### THE TASK
Every line below that contains "this" is to be copied.

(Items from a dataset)
-.-.-
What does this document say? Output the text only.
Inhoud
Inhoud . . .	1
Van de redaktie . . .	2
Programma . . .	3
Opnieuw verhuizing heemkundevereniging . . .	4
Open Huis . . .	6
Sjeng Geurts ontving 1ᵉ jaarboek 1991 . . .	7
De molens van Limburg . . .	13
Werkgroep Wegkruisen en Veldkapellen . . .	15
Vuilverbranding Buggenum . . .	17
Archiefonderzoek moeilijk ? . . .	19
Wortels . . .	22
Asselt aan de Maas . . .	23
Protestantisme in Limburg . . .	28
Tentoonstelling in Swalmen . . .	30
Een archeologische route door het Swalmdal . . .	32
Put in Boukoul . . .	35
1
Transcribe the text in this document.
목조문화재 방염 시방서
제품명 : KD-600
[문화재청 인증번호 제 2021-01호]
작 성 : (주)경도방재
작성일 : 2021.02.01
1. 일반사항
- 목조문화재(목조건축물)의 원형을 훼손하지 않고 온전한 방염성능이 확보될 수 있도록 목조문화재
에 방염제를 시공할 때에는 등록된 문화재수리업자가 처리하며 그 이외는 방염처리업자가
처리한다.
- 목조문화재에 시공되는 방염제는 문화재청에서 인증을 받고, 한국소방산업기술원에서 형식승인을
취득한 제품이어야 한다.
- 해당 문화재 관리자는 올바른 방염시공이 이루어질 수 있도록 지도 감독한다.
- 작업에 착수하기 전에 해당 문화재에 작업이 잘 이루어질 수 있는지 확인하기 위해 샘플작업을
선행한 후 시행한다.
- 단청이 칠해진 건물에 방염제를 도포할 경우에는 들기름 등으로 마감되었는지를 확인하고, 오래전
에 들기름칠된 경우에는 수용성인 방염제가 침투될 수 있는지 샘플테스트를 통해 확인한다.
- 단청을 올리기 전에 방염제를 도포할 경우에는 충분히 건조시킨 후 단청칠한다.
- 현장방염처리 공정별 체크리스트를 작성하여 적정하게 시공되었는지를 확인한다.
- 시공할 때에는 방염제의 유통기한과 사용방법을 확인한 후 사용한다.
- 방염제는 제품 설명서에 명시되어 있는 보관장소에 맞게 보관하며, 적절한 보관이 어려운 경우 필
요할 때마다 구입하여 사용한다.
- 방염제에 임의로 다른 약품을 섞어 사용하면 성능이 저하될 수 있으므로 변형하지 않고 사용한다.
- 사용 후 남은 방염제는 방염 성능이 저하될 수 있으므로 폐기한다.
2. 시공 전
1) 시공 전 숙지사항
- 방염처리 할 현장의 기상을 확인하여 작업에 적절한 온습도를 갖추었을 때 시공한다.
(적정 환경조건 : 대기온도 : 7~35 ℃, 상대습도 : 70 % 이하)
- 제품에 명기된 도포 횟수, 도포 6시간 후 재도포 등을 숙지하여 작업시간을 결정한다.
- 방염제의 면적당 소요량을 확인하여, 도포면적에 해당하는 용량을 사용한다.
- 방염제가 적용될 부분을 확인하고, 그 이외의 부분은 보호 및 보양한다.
-.-.-
### RIGHT ANSWER
What does this document say? Output the text only.
Transcribe the text in this document.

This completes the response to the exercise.